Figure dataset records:

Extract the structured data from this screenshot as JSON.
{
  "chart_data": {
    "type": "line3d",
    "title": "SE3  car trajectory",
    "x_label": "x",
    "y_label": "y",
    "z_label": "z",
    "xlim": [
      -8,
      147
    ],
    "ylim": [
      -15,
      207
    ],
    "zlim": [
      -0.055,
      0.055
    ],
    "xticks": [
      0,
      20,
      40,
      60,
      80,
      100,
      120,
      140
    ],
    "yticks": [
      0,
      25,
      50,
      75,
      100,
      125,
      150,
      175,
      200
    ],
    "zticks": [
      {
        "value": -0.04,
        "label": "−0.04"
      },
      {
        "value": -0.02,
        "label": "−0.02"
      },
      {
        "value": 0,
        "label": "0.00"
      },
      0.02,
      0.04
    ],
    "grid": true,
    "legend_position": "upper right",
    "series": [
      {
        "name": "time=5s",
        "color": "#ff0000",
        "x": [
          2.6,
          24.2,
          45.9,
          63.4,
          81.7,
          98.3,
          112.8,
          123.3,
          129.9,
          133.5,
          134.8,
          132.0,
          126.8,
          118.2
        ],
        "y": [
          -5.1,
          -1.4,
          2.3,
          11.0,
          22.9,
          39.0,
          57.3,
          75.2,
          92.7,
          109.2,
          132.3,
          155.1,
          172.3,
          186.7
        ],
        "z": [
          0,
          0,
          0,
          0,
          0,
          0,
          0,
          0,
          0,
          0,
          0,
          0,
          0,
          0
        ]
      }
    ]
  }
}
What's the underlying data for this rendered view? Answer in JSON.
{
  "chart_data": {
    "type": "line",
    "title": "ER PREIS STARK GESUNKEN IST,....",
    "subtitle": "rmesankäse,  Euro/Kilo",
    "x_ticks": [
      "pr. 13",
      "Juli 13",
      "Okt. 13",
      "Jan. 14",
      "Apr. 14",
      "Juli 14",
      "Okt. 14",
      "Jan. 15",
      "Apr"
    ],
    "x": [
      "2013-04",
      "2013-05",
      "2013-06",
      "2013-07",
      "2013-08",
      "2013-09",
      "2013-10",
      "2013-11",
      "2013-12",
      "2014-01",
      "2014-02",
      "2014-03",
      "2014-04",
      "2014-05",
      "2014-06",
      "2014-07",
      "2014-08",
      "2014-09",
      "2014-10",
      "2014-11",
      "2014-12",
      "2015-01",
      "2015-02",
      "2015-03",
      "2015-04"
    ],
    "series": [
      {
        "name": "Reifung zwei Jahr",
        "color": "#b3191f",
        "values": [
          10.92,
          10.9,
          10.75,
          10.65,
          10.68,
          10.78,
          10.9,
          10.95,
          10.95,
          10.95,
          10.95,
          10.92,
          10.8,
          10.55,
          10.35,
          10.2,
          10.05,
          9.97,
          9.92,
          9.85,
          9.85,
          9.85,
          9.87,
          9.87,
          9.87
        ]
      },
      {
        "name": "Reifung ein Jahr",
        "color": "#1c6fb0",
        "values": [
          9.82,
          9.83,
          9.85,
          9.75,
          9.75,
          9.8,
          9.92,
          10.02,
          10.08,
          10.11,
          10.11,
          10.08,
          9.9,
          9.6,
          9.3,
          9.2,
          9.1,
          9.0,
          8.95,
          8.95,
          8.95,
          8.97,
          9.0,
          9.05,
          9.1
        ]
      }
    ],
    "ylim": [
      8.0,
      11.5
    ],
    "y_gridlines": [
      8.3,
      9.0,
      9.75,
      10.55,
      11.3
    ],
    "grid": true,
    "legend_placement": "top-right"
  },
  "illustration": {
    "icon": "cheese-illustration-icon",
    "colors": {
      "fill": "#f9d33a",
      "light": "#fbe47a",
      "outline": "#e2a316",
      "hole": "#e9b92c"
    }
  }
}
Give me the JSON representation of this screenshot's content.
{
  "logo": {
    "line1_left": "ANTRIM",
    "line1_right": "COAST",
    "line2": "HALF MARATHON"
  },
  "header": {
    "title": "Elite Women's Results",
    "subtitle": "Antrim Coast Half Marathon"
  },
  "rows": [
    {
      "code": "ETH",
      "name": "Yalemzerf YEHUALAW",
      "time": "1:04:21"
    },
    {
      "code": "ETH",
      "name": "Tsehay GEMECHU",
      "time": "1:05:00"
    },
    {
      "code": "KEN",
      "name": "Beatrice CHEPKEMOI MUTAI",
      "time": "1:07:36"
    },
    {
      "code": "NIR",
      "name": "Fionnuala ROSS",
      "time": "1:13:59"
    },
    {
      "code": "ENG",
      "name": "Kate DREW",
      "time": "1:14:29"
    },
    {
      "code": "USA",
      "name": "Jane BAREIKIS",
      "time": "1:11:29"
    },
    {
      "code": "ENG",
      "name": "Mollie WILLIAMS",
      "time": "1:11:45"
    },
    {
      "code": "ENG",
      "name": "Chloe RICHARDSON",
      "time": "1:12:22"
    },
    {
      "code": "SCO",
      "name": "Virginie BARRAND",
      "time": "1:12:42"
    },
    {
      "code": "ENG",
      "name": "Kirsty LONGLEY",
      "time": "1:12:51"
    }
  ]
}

Problem statement: List each line of the entries that holds the string "Jahr".

Expected answer:
        "name": "Reifung zwei Jahr",
        "name": "Reifung ein Jahr",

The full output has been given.